▸ WHAT IS EXPECTED: Leave out the images; return the rest of the data exactly.

Figure data in JSON

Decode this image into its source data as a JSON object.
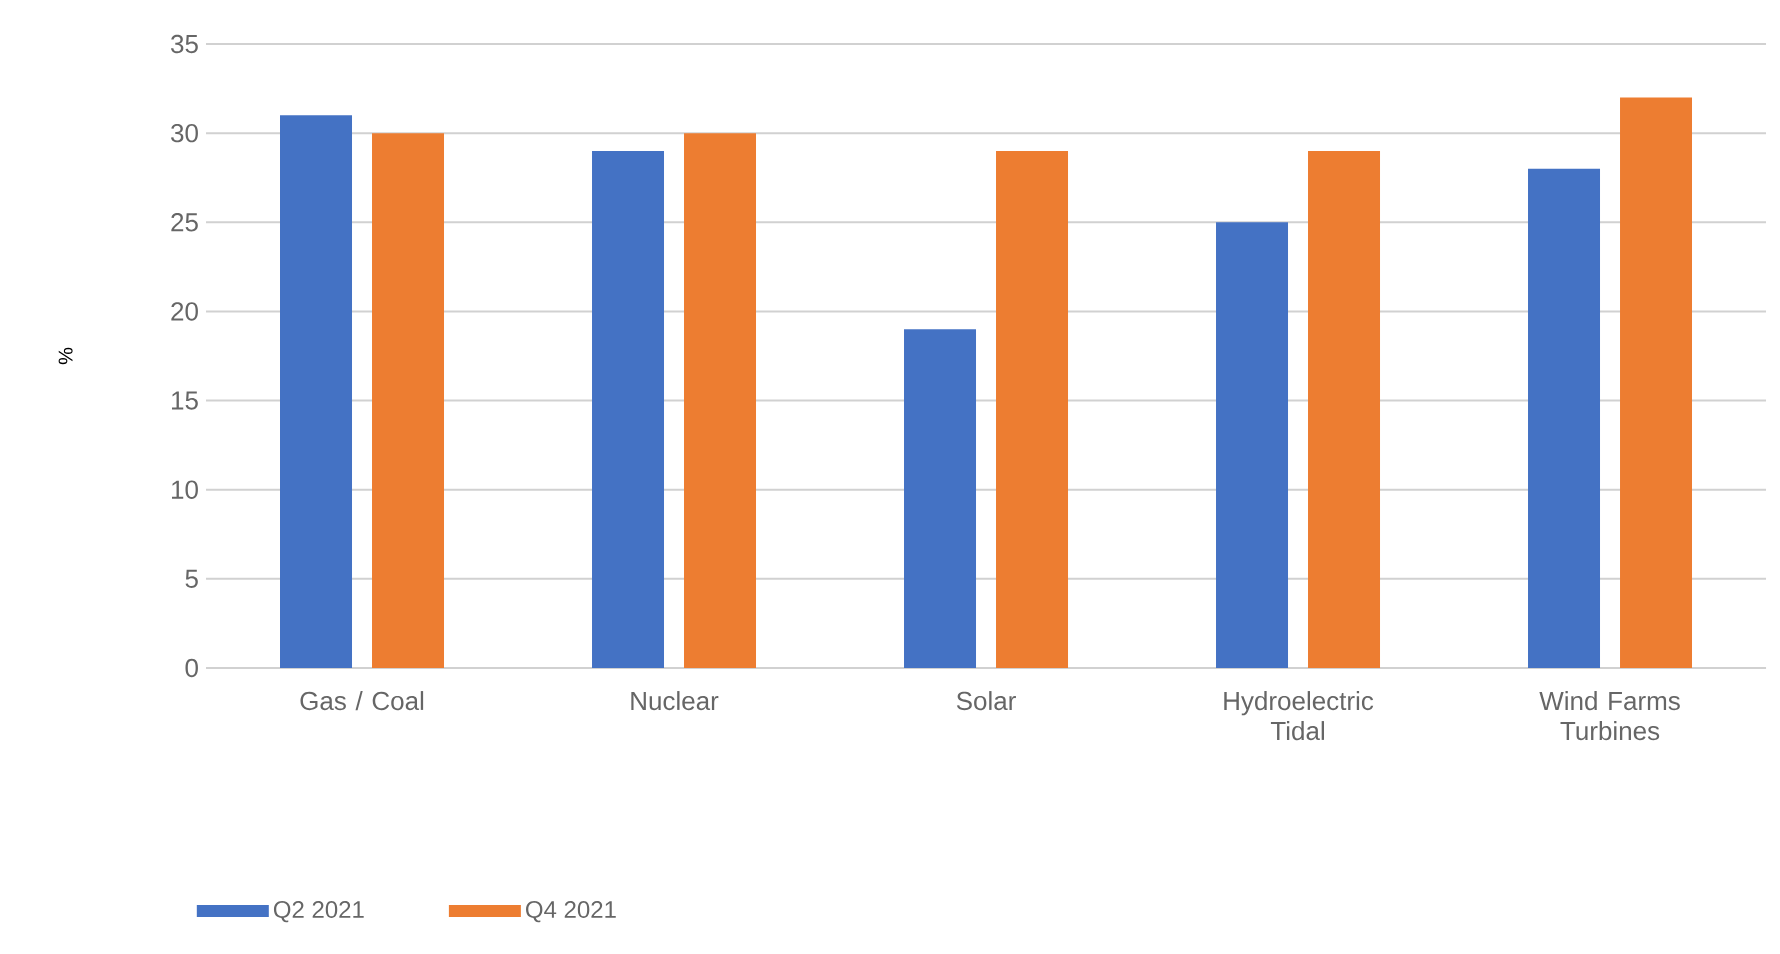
{
  "chart_data": {
    "type": "bar",
    "ylabel": "%",
    "categories": [
      "Gas / Coal",
      "Nuclear",
      "Solar",
      "Hydroelectric Tidal",
      "Wind Farms Turbines"
    ],
    "series": [
      {
        "name": "Q2 2021",
        "color": "#4472c4",
        "values": [
          31,
          29,
          19,
          25,
          28
        ]
      },
      {
        "name": "Q4 2021",
        "color": "#ed7d31",
        "values": [
          30,
          30,
          29,
          29,
          32
        ]
      }
    ],
    "ylim": [
      0,
      35
    ],
    "yticks": [
      0,
      5,
      10,
      15,
      20,
      25,
      30,
      35
    ],
    "grid": "y",
    "legend": "bottom left"
  }
}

▸ WRITTEN SOLUTION:
Decode this image into its source data as a JSON object.
{
  "chart_data": {
    "type": "bar",
    "ylabel": "%",
    "categories": [
      "Gas / Coal",
      "Nuclear",
      "Solar",
      "Hydroelectric Tidal",
      "Wind Farms Turbines"
    ],
    "series": [
      {
        "name": "Q2 2021",
        "color": "#4472c4",
        "values": [
          31,
          29,
          19,
          25,
          28
        ]
      },
      {
        "name": "Q4 2021",
        "color": "#ed7d31",
        "values": [
          30,
          30,
          29,
          29,
          32
        ]
      }
    ],
    "ylim": [
      0,
      35
    ],
    "yticks": [
      0,
      5,
      10,
      15,
      20,
      25,
      30,
      35
    ],
    "grid": "y",
    "legend": "bottom left"
  }
}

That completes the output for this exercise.